WHAT THIS TASK INVOLVES:
Extract the text of every entry below exactly; leave images out.

Excerpts from a figure dataset
/---

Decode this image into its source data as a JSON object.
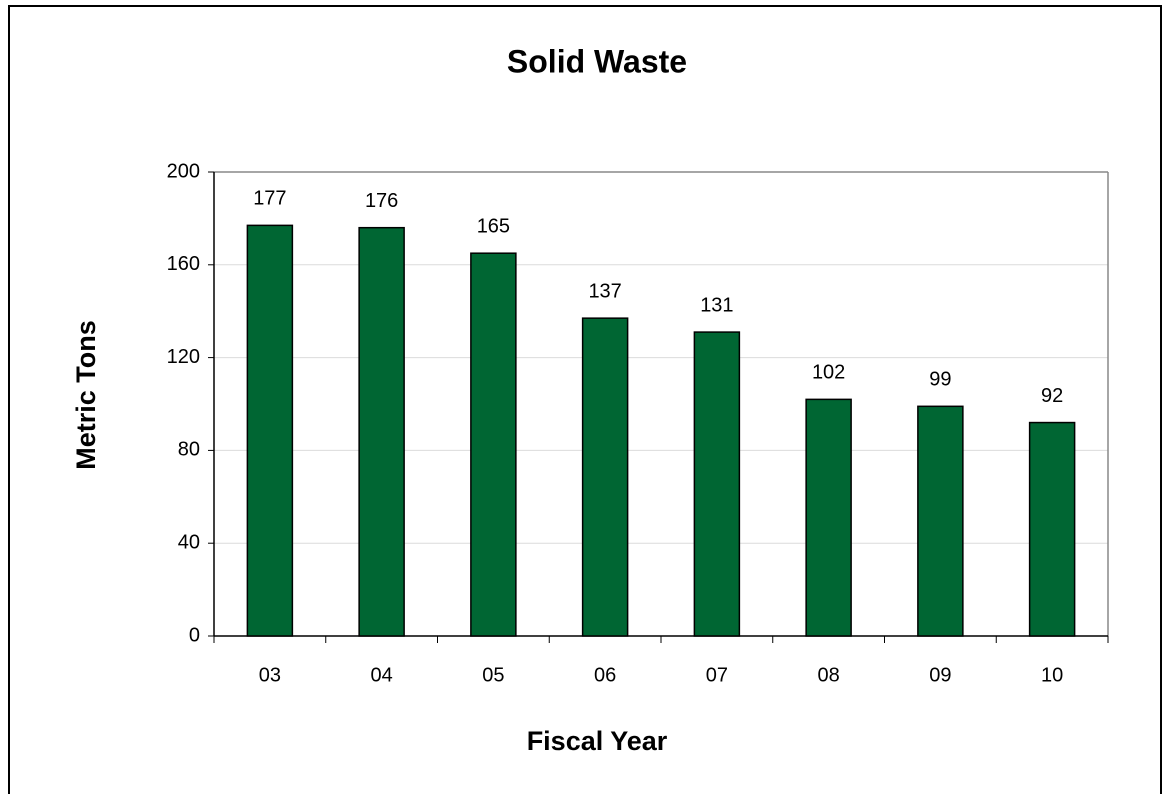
{
  "chart_data": {
    "type": "bar",
    "title": "Solid Waste",
    "x_label": "Fiscal Year",
    "y_label": "Metric Tons",
    "categories": [
      "03",
      "04",
      "05",
      "06",
      "07",
      "08",
      "09",
      "10"
    ],
    "values": [
      177,
      176,
      165,
      137,
      131,
      102,
      99,
      92
    ],
    "color": "#006633",
    "ylim": [
      0,
      200
    ],
    "yticks": [
      0,
      40,
      80,
      120,
      160,
      200
    ],
    "grid": true
  }
}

\---

TASK RESULT:
Decode this image into its source data as a JSON object.
{
  "chart_data": {
    "type": "bar",
    "title": "Solid Waste",
    "x_label": "Fiscal Year",
    "y_label": "Metric Tons",
    "categories": [
      "03",
      "04",
      "05",
      "06",
      "07",
      "08",
      "09",
      "10"
    ],
    "values": [
      177,
      176,
      165,
      137,
      131,
      102,
      99,
      92
    ],
    "color": "#006633",
    "ylim": [
      0,
      200
    ],
    "yticks": [
      0,
      40,
      80,
      120,
      160,
      200
    ],
    "grid": true
  }
}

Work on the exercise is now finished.